━━━ EXTRACTED RECORDS ━━━

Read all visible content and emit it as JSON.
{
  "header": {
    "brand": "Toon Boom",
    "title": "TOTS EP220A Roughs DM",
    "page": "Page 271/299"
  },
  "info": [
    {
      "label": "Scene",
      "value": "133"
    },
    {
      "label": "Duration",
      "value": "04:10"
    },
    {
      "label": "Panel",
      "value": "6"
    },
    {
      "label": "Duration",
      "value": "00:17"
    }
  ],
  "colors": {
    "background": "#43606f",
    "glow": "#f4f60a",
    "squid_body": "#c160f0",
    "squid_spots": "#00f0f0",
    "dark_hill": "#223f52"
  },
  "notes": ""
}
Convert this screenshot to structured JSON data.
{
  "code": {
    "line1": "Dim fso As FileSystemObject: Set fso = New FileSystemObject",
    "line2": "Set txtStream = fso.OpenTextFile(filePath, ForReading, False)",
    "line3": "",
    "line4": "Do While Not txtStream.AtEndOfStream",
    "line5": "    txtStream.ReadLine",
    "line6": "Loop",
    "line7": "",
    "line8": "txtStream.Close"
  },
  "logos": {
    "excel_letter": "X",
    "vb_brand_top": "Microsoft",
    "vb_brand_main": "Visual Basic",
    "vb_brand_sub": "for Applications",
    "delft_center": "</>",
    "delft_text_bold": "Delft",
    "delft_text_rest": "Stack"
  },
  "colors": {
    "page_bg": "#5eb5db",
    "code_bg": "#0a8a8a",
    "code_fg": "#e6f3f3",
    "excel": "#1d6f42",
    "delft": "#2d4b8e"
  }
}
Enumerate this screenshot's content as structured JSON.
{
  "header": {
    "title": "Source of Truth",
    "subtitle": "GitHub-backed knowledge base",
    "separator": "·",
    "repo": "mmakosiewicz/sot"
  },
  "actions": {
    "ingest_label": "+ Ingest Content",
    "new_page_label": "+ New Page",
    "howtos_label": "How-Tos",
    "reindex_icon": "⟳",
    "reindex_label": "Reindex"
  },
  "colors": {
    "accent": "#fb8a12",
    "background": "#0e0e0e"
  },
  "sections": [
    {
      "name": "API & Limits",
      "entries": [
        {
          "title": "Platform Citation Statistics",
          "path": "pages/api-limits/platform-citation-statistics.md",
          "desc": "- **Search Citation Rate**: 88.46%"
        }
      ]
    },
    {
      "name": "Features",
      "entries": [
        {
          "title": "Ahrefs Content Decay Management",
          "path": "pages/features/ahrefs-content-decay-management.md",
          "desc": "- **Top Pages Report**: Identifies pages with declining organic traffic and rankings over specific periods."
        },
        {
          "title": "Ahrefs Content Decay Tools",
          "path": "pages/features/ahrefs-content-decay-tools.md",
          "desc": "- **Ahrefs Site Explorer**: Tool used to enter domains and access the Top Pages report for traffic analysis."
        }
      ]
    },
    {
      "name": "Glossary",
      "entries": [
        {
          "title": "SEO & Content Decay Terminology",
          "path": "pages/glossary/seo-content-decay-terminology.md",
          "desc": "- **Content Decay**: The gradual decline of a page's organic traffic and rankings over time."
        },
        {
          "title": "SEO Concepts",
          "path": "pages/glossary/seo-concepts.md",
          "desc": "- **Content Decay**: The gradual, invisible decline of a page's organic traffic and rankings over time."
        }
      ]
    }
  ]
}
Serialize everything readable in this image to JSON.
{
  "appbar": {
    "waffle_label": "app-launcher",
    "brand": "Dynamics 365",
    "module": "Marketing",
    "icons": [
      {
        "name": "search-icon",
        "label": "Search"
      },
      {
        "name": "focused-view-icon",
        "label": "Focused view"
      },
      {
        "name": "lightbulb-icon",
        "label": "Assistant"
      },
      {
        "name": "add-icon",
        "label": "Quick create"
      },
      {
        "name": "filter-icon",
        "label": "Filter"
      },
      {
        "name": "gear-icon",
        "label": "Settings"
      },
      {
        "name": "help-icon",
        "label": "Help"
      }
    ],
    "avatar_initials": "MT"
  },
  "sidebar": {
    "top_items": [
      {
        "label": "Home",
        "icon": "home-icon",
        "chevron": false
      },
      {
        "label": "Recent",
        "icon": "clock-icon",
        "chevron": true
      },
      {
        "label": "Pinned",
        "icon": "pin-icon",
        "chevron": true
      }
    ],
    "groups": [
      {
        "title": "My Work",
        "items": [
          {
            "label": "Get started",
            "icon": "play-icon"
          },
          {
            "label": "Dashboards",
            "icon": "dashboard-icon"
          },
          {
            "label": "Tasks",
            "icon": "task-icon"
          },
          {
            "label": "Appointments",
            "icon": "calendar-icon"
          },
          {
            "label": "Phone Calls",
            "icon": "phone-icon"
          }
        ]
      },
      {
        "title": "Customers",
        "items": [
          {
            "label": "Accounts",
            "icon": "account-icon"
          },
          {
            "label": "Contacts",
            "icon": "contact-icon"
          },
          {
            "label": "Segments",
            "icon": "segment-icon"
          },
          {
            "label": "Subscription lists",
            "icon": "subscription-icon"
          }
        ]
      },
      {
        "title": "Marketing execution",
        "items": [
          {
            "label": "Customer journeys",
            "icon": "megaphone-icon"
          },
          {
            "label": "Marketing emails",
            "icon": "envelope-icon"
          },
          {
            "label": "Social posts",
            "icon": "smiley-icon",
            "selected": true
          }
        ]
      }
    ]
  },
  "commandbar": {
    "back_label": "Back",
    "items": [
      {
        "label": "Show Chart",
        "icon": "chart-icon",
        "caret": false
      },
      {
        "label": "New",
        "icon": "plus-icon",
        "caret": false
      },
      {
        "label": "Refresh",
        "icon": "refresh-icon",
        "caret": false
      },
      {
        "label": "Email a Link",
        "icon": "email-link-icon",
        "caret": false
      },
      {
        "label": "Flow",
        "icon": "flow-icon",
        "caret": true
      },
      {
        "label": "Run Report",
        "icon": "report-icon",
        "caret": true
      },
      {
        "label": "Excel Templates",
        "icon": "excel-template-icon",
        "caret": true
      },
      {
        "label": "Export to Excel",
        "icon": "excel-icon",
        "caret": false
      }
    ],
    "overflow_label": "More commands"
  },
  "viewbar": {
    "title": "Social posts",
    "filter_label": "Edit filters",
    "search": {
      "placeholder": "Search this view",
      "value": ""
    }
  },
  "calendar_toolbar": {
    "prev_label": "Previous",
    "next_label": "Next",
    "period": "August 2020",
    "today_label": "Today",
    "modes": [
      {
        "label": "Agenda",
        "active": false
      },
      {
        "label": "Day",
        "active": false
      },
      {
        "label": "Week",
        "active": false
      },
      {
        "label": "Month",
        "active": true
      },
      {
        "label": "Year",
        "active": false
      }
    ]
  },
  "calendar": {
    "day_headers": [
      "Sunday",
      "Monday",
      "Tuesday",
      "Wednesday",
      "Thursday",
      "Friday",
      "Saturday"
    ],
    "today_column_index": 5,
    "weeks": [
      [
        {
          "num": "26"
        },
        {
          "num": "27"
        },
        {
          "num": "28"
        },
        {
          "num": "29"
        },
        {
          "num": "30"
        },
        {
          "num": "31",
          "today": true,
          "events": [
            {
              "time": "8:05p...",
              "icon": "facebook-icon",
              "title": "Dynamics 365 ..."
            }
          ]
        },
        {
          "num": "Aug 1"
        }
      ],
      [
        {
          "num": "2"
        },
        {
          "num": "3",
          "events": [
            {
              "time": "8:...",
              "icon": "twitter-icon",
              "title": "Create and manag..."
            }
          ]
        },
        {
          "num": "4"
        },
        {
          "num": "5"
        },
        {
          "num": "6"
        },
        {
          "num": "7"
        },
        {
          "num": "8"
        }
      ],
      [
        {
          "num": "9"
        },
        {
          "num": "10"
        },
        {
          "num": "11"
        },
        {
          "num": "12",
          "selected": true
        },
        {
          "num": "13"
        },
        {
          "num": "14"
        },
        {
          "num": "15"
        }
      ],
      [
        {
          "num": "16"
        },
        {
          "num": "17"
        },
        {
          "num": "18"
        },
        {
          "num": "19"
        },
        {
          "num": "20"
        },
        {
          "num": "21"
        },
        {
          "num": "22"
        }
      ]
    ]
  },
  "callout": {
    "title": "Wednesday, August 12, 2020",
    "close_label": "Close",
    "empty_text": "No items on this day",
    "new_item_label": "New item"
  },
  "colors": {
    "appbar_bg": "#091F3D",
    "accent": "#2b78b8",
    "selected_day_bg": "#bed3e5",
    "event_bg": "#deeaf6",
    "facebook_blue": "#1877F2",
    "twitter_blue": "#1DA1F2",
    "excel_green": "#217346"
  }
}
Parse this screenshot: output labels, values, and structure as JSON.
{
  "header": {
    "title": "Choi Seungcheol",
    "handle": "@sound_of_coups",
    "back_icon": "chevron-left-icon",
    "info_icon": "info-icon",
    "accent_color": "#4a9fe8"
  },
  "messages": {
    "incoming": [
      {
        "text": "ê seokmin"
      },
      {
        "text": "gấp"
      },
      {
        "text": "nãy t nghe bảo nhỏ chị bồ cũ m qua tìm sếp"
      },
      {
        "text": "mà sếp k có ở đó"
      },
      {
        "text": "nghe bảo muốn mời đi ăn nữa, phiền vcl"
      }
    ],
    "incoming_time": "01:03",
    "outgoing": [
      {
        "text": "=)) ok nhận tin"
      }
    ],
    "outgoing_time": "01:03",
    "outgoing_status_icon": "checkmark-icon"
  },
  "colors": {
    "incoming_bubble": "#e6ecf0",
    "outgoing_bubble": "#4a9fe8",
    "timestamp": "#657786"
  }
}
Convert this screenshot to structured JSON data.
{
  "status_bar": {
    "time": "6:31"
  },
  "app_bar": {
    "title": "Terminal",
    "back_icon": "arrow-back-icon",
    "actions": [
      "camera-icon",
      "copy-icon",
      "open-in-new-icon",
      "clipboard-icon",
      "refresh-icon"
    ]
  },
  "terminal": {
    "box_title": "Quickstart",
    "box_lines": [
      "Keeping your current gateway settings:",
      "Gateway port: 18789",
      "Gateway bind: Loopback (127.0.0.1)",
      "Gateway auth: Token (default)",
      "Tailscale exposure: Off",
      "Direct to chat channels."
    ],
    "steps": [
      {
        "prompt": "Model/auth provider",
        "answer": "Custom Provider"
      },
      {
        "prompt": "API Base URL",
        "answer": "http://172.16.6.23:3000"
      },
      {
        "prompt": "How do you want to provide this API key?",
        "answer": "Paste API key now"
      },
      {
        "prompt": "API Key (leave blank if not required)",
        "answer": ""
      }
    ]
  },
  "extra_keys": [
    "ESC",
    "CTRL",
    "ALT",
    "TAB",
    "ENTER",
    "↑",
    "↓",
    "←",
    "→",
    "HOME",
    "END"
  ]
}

━━━

■ SET PROBLEM: Scan the material for lines with the word "August", and copy each line you find.

■ WORKED ANSWER:
    "period": "August 2020",
    "title": "Wednesday, August 12, 2020",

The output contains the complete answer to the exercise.